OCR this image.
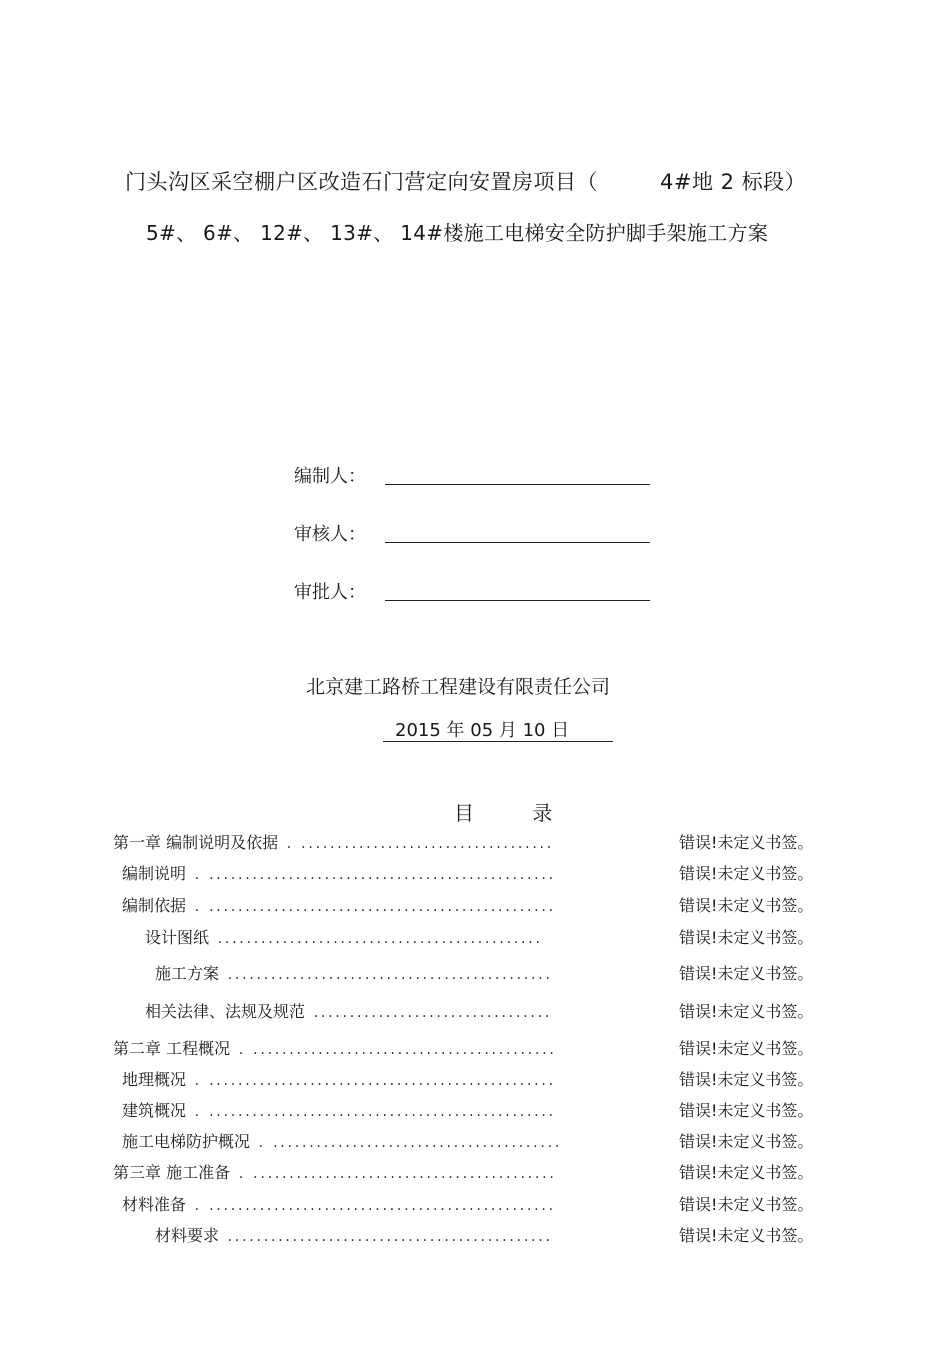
门头沟区采空棚户区改造石门营定向安置房项目（	4#地 2 标段）
5#、 6#、 12#、 13#、 14#楼施工电梯安全防护脚手架施工方案
编制人：
审核人：
审批人：
北京建工路桥工程建设有限责任公司
2015 年 05 月 10 日
目 录
第一章 编制说明及依据 . ...................................	错误!未定义书签。
编制说明 . ................................................	错误!未定义书签。
编制依据 . ................................................	错误!未定义书签。
设计图纸 .............................................	错误!未定义书签。
施工方案 .............................................	错误!未定义书签。
相关法律、法规及规范 .................................	错误!未定义书签。
第二章 工程概况 . ..........................................	错误!未定义书签。
地理概况 . ................................................	错误!未定义书签。
建筑概况 . ................................................	错误!未定义书签。
施工电梯防护概况 . ........................................	错误!未定义书签。
第三章 施工准备 . ..........................................	错误!未定义书签。
材料准备 . ................................................	错误!未定义书签。
材料要求 .............................................	错误!未定义书签。
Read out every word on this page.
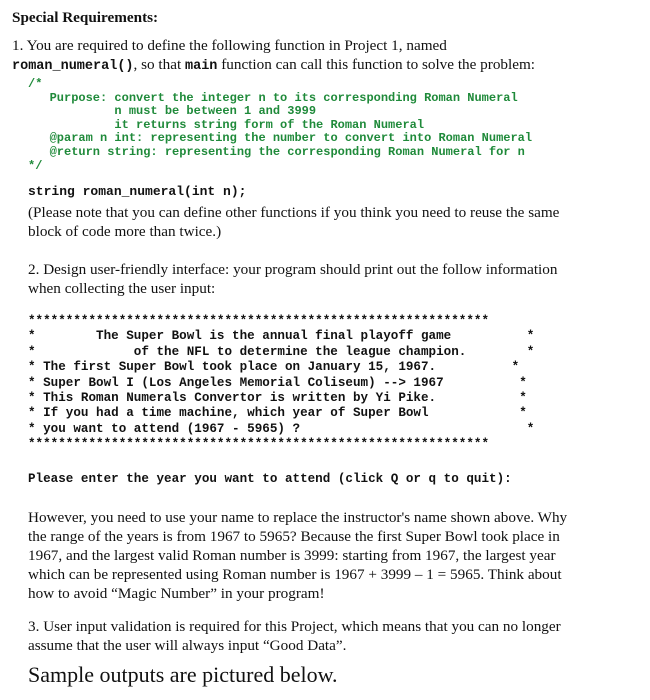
Special Requirements:
1. You are required to define the following function in Project 1, named
roman_numeral(), so that main function can call this function to solve the problem:
/*
Purpose: convert the integer n to its corresponding Roman Numeral
n must be between 1 and 3999
it returns string form of the Roman Numeral
@param n int: representing the number to convert into Roman Numeral
@return string: representing the corresponding Roman Numeral for n
*/
string roman_numeral(int n);
(Please note that you can define other functions if you think you need to reuse the same
block of code more than twice.)
2. Design user-friendly interface: your program should print out the follow information
when collecting the user input:
*************************************************************
*        The Super Bowl is the annual final playoff game          *
*             of the NFL to determine the league champion.        *
* The first Super Bowl took place on January 15, 1967.          *
* Super Bowl I (Los Angeles Memorial Coliseum) --> 1967          *
* This Roman Numerals Convertor is written by Yi Pike.           *
* If you had a time machine, which year of Super Bowl            *
* you want to attend (1967 - 5965) ?                              *
*************************************************************

Please enter the year you want to attend (click Q or q to quit):
However, you need to use your name to replace the instructor's name shown above. Why
the range of the years is from 1967 to 5965? Because the first Super Bowl took place in
1967, and the largest valid Roman number is 3999: starting from 1967, the largest year
which can be represented using Roman number is 1967 + 3999 – 1 = 5965. Think about
how to avoid “Magic Number” in your program!
3. User input validation is required for this Project, which means that you can no longer
assume that the user will always input “Good Data”.
Sample outputs are pictured below.
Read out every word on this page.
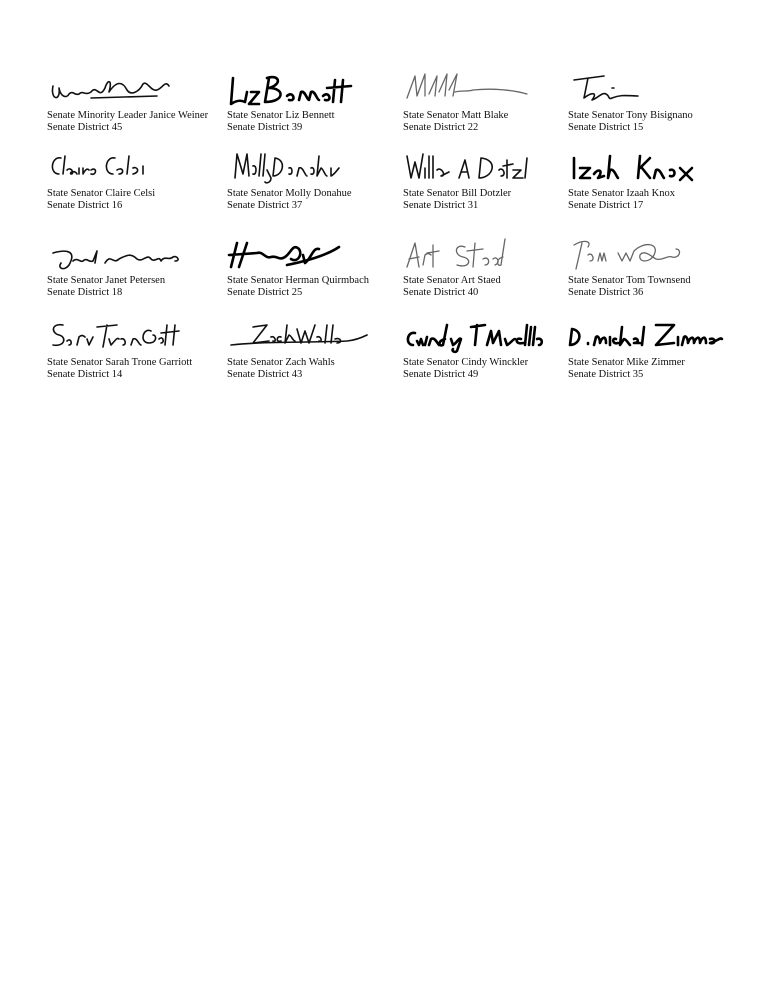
Senate Minority Leader Janice Weiner
Senate District 45
State Senator Liz Bennett
Senate District 39
State Senator Matt Blake
Senate District 22
State Senator Tony Bisignano
Senate District 15
State Senator Claire Celsi
Senate District 16
State Senator Molly Donahue
Senate District 37
State Senator Bill Dotzler
Senate District 31
State Senator Izaah Knox
Senate District 17
State Senator Janet Petersen
Senate District 18
State Senator Herman Quirmbach
Senate District 25
State Senator Art Staed
Senate District 40
State Senator Tom Townsend
Senate District 36
State Senator Sarah Trone Garriott
Senate District 14
State Senator Zach Wahls
Senate District 43
State Senator Cindy Winckler
Senate District 49
State Senator Mike Zimmer
Senate District 35
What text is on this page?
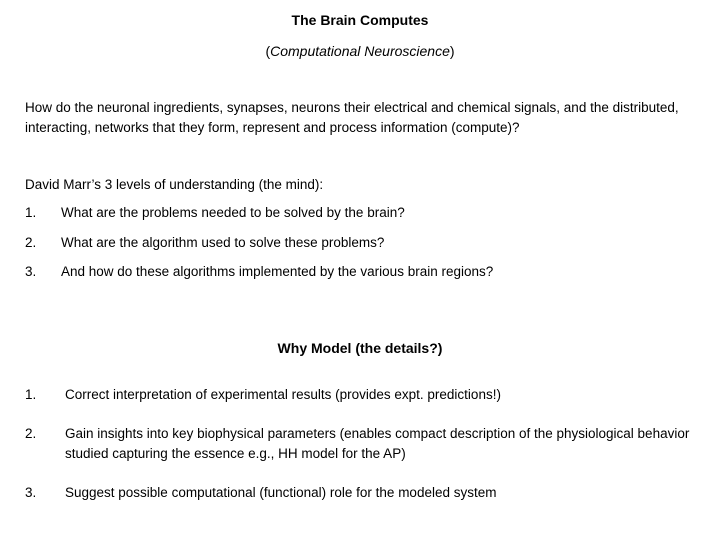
The Brain Computes
(Computational Neuroscience)
How do the neuronal ingredients, synapses, neurons their electrical and chemical signals, and the distributed, interacting, networks that they form, represent and process information (compute)?
David Marr’s 3 levels of understanding (the mind):
1. What are the problems needed to be solved by the brain?
2. What are the algorithm used to solve these problems?
3. And how do these algorithms implemented by the various brain regions?
Why Model (the details?)
1. Correct interpretation of experimental results (provides expt. predictions!)
2. Gain insights into key biophysical parameters (enables compact description of the physiological behavior studied capturing the essence e.g., HH model for the AP)
3. Suggest possible computational (functional) role for the modeled system
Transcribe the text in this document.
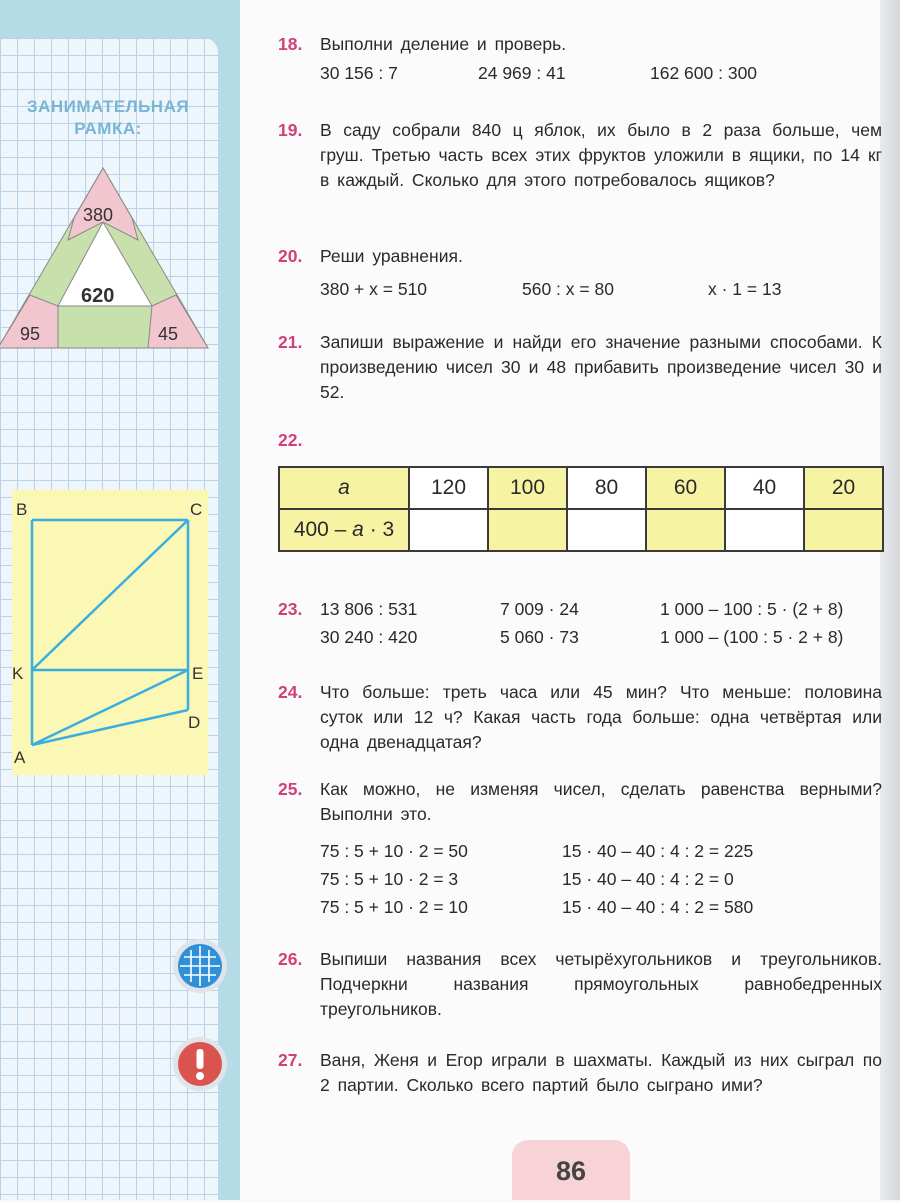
ЗАНИМАТЕЛЬНАЯ
РАМКА:
380
620
95	45
B	C
K	E
D
A
18.	Выполни деление и проверь.
30 156 : 7	24 969 : 41	162 600 : 300
19.	В саду собрали 840 ц яблок, их было в 2 раза больше, чем груш. Третью часть всех этих фруктов уложили в ящики, по 14 кг в каждый. Сколько для этого потребовалось ящиков?
20.	Реши уравнения.
380 + x = 510	560 : x = 80	x · 1 = 13
21.	Запиши выражение и найди его значение разными способами. К произведению чисел 30 и 48 прибавить произведение чисел 30 и 52.
22.
a	120	100	80	60	40	20
400 – a · 3						
23.	13 806 : 531	7 009 · 24	1 000 – 100 : 5 · (2 + 8)
30 240 : 420	5 060 · 73	1 000 – (100 : 5 · 2 + 8)
24.	Что больше: треть часа или 45 мин? Что меньше: половина суток или 12 ч? Какая часть года больше: одна четвёртая или одна двенадцатая?
25.	Как можно, не изменяя чисел, сделать равенства верными? Выполни это.
75 : 5 + 10 · 2 = 50	15 · 40 – 40 : 4 : 2 = 225
75 : 5 + 10 · 2 = 3	15 · 40 – 40 : 4 : 2 = 0
75 : 5 + 10 · 2 = 10	15 · 40 – 40 : 4 : 2 = 580
26.	Выпиши названия всех четырёхугольников и треугольников. Подчеркни названия прямоугольных равнобедренных треугольников.
27.	Ваня, Женя и Егор играли в шахматы. Каждый из них сыграл по 2 партии. Сколько всего партий было сыграно ими?
86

###

» **TASK STATEMENT**:
Filter out every line that lacks the word "want", and copy the rest.

» **RESULT OF THE TASK**:
* you want to attend (1967 - 5965) ?                              *
Please enter the year you want to attend (click Q or q to quit):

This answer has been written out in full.